◆ TASK REQUIREMENTS
Your task is to count the lines of the entries below that include the word "Long" and to give only the resulting number.

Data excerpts

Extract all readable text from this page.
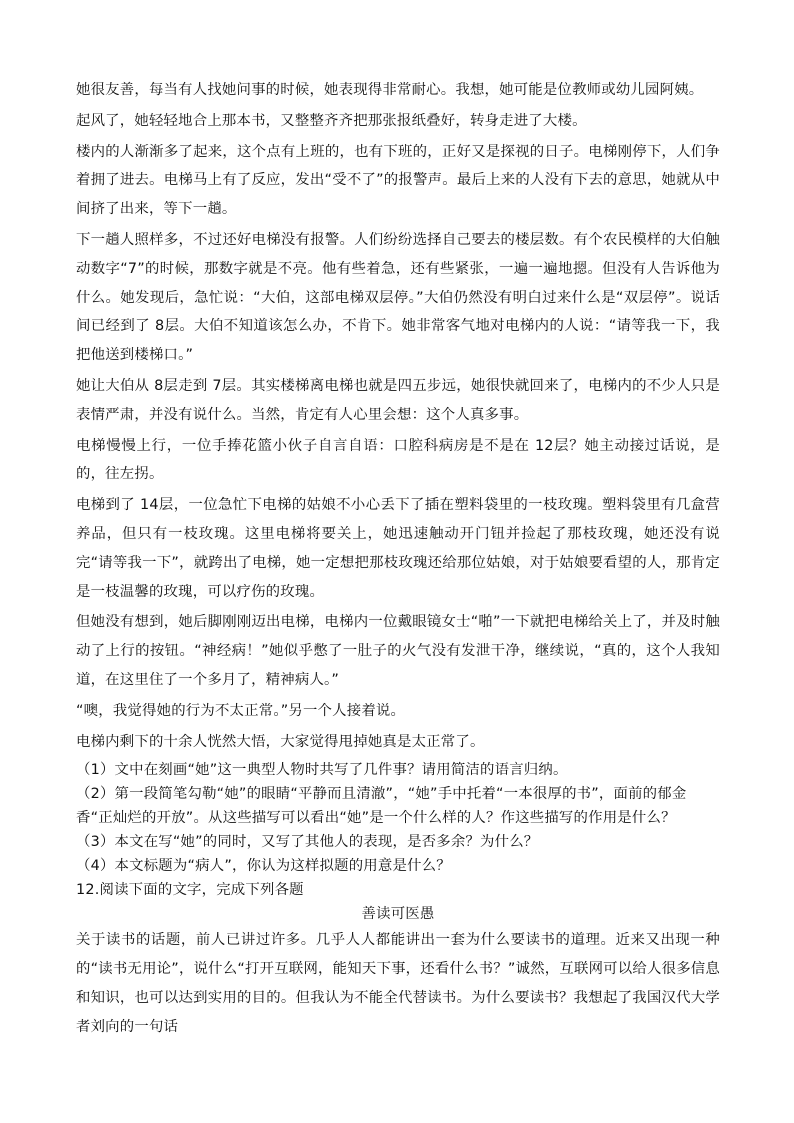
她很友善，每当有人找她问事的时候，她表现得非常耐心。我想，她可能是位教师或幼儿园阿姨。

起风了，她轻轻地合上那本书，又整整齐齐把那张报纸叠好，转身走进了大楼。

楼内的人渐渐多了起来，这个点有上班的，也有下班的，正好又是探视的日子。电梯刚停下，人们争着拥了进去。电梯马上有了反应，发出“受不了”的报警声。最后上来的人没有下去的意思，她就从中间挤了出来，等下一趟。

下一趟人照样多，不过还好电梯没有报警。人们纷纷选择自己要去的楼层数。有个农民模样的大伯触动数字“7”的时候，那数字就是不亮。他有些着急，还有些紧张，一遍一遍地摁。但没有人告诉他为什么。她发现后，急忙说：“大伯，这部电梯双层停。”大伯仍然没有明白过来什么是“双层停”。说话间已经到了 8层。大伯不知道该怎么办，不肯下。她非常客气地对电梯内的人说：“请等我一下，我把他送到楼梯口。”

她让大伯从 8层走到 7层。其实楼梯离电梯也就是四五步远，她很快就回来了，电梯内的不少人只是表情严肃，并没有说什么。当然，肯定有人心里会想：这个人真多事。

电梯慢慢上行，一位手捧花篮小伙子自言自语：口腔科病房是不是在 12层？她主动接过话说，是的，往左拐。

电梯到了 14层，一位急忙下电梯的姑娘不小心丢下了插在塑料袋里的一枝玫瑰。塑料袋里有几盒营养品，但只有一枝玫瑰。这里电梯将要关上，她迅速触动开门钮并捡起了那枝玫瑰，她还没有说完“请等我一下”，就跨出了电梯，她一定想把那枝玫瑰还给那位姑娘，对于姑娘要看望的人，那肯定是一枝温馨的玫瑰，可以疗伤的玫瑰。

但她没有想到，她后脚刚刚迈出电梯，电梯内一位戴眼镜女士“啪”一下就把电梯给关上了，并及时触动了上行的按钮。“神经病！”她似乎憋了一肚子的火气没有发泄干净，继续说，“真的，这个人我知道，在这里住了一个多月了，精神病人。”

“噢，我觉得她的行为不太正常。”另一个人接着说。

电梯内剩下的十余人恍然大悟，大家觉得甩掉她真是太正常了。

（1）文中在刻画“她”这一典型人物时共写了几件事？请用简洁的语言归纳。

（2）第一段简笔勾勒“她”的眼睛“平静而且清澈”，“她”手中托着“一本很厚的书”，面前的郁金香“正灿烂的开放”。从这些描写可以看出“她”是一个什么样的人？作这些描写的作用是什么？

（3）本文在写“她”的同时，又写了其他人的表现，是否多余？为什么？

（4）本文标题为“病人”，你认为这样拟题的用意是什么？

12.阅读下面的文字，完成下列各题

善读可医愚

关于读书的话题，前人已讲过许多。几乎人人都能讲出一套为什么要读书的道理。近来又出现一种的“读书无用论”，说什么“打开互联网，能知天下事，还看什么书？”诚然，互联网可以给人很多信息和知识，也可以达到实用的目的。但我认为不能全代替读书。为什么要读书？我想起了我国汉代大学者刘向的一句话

---

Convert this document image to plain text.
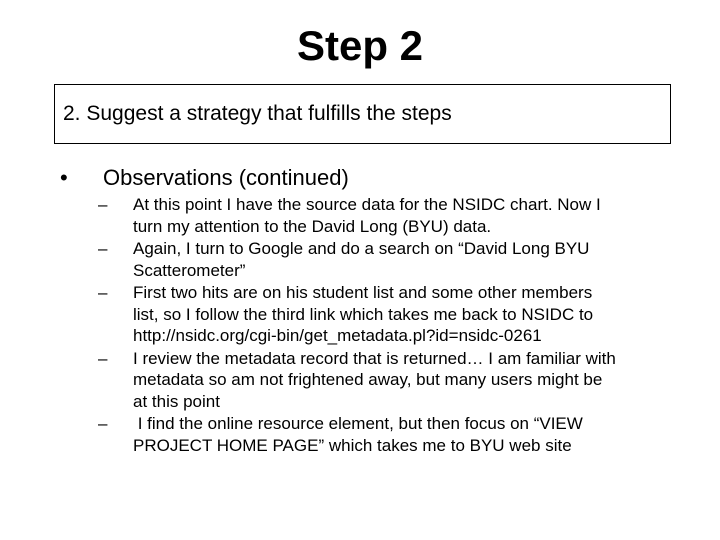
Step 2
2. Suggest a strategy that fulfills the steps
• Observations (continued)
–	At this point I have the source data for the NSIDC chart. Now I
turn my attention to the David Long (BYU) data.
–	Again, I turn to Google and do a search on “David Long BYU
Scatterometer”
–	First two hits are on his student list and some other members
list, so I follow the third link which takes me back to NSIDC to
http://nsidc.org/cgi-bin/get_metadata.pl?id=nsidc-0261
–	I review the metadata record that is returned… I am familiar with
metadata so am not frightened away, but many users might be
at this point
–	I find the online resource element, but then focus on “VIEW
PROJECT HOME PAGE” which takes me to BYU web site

◆ THE RESULT
2